AIM — Check each line of the material. Copy those containing "observations".

PROVIDED DATA —
----

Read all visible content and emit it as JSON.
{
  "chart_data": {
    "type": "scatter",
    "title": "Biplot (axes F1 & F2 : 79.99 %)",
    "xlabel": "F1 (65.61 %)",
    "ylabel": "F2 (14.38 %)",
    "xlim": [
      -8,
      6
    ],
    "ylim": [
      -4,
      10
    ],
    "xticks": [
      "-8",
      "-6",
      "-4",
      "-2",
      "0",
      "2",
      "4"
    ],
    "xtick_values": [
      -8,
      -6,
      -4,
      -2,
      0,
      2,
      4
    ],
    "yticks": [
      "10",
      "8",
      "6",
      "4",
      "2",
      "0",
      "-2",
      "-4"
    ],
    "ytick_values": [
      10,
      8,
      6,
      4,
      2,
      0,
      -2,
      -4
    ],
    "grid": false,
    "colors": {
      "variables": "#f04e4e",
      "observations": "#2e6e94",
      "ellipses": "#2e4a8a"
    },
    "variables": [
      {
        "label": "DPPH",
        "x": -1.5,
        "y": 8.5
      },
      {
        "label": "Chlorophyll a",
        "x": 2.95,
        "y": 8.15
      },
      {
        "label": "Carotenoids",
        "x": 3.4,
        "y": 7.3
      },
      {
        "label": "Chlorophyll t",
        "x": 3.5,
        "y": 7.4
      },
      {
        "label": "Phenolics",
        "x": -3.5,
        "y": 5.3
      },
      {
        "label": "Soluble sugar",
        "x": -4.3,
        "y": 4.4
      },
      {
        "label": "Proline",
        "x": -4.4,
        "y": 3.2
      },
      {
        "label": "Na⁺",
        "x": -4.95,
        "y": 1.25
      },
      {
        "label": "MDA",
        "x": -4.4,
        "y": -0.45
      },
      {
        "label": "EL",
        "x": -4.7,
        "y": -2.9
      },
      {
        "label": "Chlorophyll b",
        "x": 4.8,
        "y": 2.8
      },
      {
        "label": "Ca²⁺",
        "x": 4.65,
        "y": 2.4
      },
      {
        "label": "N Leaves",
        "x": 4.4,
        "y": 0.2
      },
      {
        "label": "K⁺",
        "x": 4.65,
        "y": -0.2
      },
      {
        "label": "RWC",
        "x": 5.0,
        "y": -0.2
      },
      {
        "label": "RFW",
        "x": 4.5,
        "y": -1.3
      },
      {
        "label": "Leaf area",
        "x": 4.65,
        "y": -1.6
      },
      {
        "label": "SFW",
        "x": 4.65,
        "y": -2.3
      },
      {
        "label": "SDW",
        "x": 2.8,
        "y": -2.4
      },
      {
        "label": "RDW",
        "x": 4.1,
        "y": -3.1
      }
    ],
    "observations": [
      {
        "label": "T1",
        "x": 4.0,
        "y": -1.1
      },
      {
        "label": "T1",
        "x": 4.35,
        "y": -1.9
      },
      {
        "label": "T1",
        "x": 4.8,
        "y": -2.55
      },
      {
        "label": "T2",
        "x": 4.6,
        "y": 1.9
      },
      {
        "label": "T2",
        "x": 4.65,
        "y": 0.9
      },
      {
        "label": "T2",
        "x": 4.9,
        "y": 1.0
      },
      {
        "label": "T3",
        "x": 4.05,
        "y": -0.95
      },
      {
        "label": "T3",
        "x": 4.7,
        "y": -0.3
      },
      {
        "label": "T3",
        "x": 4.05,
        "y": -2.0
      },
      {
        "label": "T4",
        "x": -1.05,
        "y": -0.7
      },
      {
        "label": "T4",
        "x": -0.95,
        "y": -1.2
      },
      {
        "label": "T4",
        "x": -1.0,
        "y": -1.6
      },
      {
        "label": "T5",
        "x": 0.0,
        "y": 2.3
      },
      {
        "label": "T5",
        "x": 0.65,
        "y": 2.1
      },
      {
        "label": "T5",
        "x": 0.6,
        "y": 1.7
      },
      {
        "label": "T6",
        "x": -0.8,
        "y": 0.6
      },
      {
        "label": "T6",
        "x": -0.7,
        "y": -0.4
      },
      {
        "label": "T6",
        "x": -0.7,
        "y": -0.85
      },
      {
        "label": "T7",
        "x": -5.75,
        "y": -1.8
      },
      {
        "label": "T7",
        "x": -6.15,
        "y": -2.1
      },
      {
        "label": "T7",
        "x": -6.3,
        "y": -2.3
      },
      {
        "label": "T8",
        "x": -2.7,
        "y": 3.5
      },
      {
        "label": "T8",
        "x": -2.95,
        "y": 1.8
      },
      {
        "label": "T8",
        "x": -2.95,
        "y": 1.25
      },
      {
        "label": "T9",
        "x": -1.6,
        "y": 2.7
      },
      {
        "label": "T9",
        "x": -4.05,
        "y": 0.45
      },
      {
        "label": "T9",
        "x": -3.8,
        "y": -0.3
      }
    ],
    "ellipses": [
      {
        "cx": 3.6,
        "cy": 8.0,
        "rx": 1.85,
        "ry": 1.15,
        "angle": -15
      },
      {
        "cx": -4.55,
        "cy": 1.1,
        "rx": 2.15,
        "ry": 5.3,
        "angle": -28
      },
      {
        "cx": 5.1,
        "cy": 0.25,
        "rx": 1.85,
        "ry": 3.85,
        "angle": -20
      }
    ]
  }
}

----

TASK SOLUTION —
      "observations": "#2e6e94",
    "observations": [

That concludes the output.